Task prompt » Skip the pictures and repeat each line of the data exactly.

Records »
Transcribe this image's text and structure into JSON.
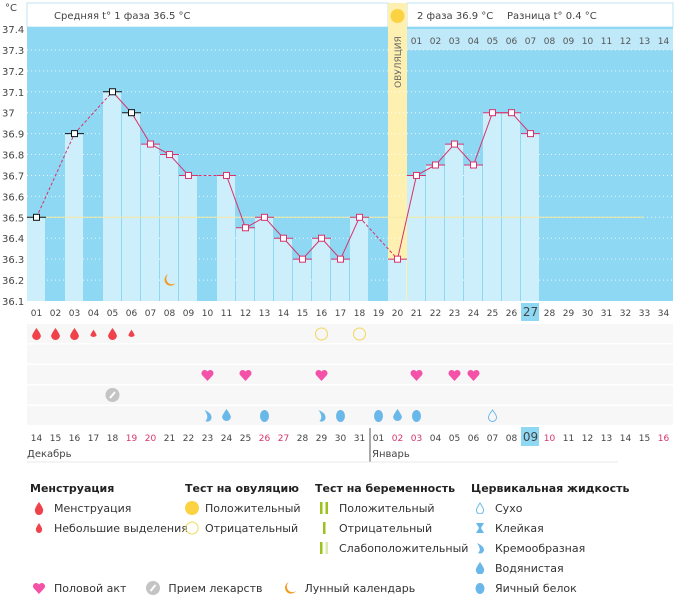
{
  "chart_data": {
    "type": "line",
    "yunit": "°C",
    "ylim": [
      36.1,
      37.4
    ],
    "yticks": [
      "37.4",
      "37.3",
      "37.2",
      "37.1",
      "37",
      "36.9",
      "36.8",
      "36.7",
      "36.6",
      "36.5",
      "36.4",
      "36.3",
      "36.2",
      "36.1"
    ],
    "cycle_days": [
      "01",
      "02",
      "03",
      "04",
      "05",
      "06",
      "07",
      "08",
      "09",
      "10",
      "11",
      "12",
      "13",
      "14",
      "15",
      "16",
      "17",
      "18",
      "19",
      "20",
      "21",
      "22",
      "23",
      "24",
      "25",
      "26",
      "27",
      "28",
      "29",
      "30",
      "31",
      "32",
      "33",
      "34"
    ],
    "temperatures": [
      36.5,
      null,
      36.9,
      null,
      37.1,
      37.0,
      36.85,
      36.8,
      36.7,
      null,
      36.7,
      36.45,
      36.5,
      36.4,
      36.3,
      36.4,
      36.3,
      36.5,
      null,
      36.3,
      36.7,
      36.75,
      36.85,
      36.75,
      37.0,
      37.0,
      36.9
    ],
    "excluded_days": [
      1,
      3,
      5,
      6
    ],
    "cover_line": 36.5,
    "ovulation_day": 20,
    "ovulation_label": "ОВУЛЯЦИЯ",
    "current_day": 27,
    "phase2_days": [
      "01",
      "02",
      "03",
      "04",
      "05",
      "06",
      "07",
      "08",
      "09",
      "10",
      "11",
      "12",
      "13",
      "14"
    ],
    "phase1_text": "Средняя t° 1 фаза 36.5 °C",
    "phase2_text": "2 фаза 36.9 °C",
    "diff_text": "Разница t° 0.4 °C",
    "dates": [
      "14",
      "15",
      "16",
      "17",
      "18",
      "19",
      "20",
      "21",
      "22",
      "23",
      "24",
      "25",
      "26",
      "27",
      "28",
      "29",
      "30",
      "31",
      "01",
      "02",
      "03",
      "04",
      "05",
      "06",
      "07",
      "08",
      "09",
      "10",
      "11",
      "12",
      "13",
      "14",
      "15",
      "16"
    ],
    "weekend_dates_idx": [
      5,
      6,
      12,
      13,
      19,
      20,
      27,
      33
    ],
    "months": [
      "Декабрь",
      "Январь"
    ],
    "moon_day": 8,
    "menstruation": {
      "1": "heavy",
      "2": "heavy",
      "3": "heavy",
      "4": "light",
      "5": "heavy",
      "6": "light"
    },
    "ovulation_tests": {
      "16": "negative",
      "18": "negative"
    },
    "intercourse": [
      10,
      12,
      16,
      21,
      23,
      24
    ],
    "medication": [
      5
    ],
    "cervical": {
      "10": "creamy",
      "11": "watery",
      "13": "eggwhite",
      "16": "creamy",
      "17": "eggwhite",
      "19": "eggwhite",
      "20": "watery",
      "21": "eggwhite",
      "25": "dry"
    }
  },
  "colors": {
    "bg": "#8ed8f3",
    "bar": "#cdeefb",
    "line": "#d8336b",
    "ovulation": "#fdf0b0",
    "blood": "#f0424a",
    "heart": "#f352a8",
    "sun": "#fbd342",
    "fluid": "#6ab8ea",
    "test": "#9cc21c"
  },
  "legend": {
    "menstruation": {
      "title": "Менструация",
      "items": [
        "Менструация",
        "Небольшие выделения"
      ]
    },
    "ovulation_test": {
      "title": "Тест на овуляцию",
      "items": [
        "Положительный",
        "Отрицательный"
      ]
    },
    "pregnancy_test": {
      "title": "Тест на беременность",
      "items": [
        "Положительный",
        "Отрицательный",
        "Слабоположительный"
      ]
    },
    "cervical": {
      "title": "Цервикальная жидкость",
      "items": [
        "Сухо",
        "Клейкая",
        "Кремообразная",
        "Водянистая",
        "Яичный белок"
      ]
    },
    "other": [
      "Половой акт",
      "Прием лекарств",
      "Лунный календарь"
    ]
  }
}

Result »
Transcribe this image's text and structure into JSON.
{
  "chart_data": {
    "type": "line",
    "yunit": "°C",
    "ylim": [
      36.1,
      37.4
    ],
    "yticks": [
      "37.4",
      "37.3",
      "37.2",
      "37.1",
      "37",
      "36.9",
      "36.8",
      "36.7",
      "36.6",
      "36.5",
      "36.4",
      "36.3",
      "36.2",
      "36.1"
    ],
    "cycle_days": [
      "01",
      "02",
      "03",
      "04",
      "05",
      "06",
      "07",
      "08",
      "09",
      "10",
      "11",
      "12",
      "13",
      "14",
      "15",
      "16",
      "17",
      "18",
      "19",
      "20",
      "21",
      "22",
      "23",
      "24",
      "25",
      "26",
      "27",
      "28",
      "29",
      "30",
      "31",
      "32",
      "33",
      "34"
    ],
    "temperatures": [
      36.5,
      null,
      36.9,
      null,
      37.1,
      37.0,
      36.85,
      36.8,
      36.7,
      null,
      36.7,
      36.45,
      36.5,
      36.4,
      36.3,
      36.4,
      36.3,
      36.5,
      null,
      36.3,
      36.7,
      36.75,
      36.85,
      36.75,
      37.0,
      37.0,
      36.9
    ],
    "excluded_days": [
      1,
      3,
      5,
      6
    ],
    "cover_line": 36.5,
    "ovulation_day": 20,
    "ovulation_label": "ОВУЛЯЦИЯ",
    "current_day": 27,
    "phase2_days": [
      "01",
      "02",
      "03",
      "04",
      "05",
      "06",
      "07",
      "08",
      "09",
      "10",
      "11",
      "12",
      "13",
      "14"
    ],
    "phase1_text": "Средняя t° 1 фаза 36.5 °C",
    "phase2_text": "2 фаза 36.9 °C",
    "diff_text": "Разница t° 0.4 °C",
    "dates": [
      "14",
      "15",
      "16",
      "17",
      "18",
      "19",
      "20",
      "21",
      "22",
      "23",
      "24",
      "25",
      "26",
      "27",
      "28",
      "29",
      "30",
      "31",
      "01",
      "02",
      "03",
      "04",
      "05",
      "06",
      "07",
      "08",
      "09",
      "10",
      "11",
      "12",
      "13",
      "14",
      "15",
      "16"
    ],
    "weekend_dates_idx": [
      5,
      6,
      12,
      13,
      19,
      20,
      27,
      33
    ],
    "months": [
      "Декабрь",
      "Январь"
    ],
    "moon_day": 8,
    "menstruation": {
      "1": "heavy",
      "2": "heavy",
      "3": "heavy",
      "4": "light",
      "5": "heavy",
      "6": "light"
    },
    "ovulation_tests": {
      "16": "negative",
      "18": "negative"
    },
    "intercourse": [
      10,
      12,
      16,
      21,
      23,
      24
    ],
    "medication": [
      5
    ],
    "cervical": {
      "10": "creamy",
      "11": "watery",
      "13": "eggwhite",
      "16": "creamy",
      "17": "eggwhite",
      "19": "eggwhite",
      "20": "watery",
      "21": "eggwhite",
      "25": "dry"
    }
  },
  "colors": {
    "bg": "#8ed8f3",
    "bar": "#cdeefb",
    "line": "#d8336b",
    "ovulation": "#fdf0b0",
    "blood": "#f0424a",
    "heart": "#f352a8",
    "sun": "#fbd342",
    "fluid": "#6ab8ea",
    "test": "#9cc21c"
  },
  "legend": {
    "menstruation": {
      "title": "Менструация",
      "items": [
        "Менструация",
        "Небольшие выделения"
      ]
    },
    "ovulation_test": {
      "title": "Тест на овуляцию",
      "items": [
        "Положительный",
        "Отрицательный"
      ]
    },
    "pregnancy_test": {
      "title": "Тест на беременность",
      "items": [
        "Положительный",
        "Отрицательный",
        "Слабоположительный"
      ]
    },
    "cervical": {
      "title": "Цервикальная жидкость",
      "items": [
        "Сухо",
        "Клейкая",
        "Кремообразная",
        "Водянистая",
        "Яичный белок"
      ]
    },
    "other": [
      "Половой акт",
      "Прием лекарств",
      "Лунный календарь"
    ]
  }
}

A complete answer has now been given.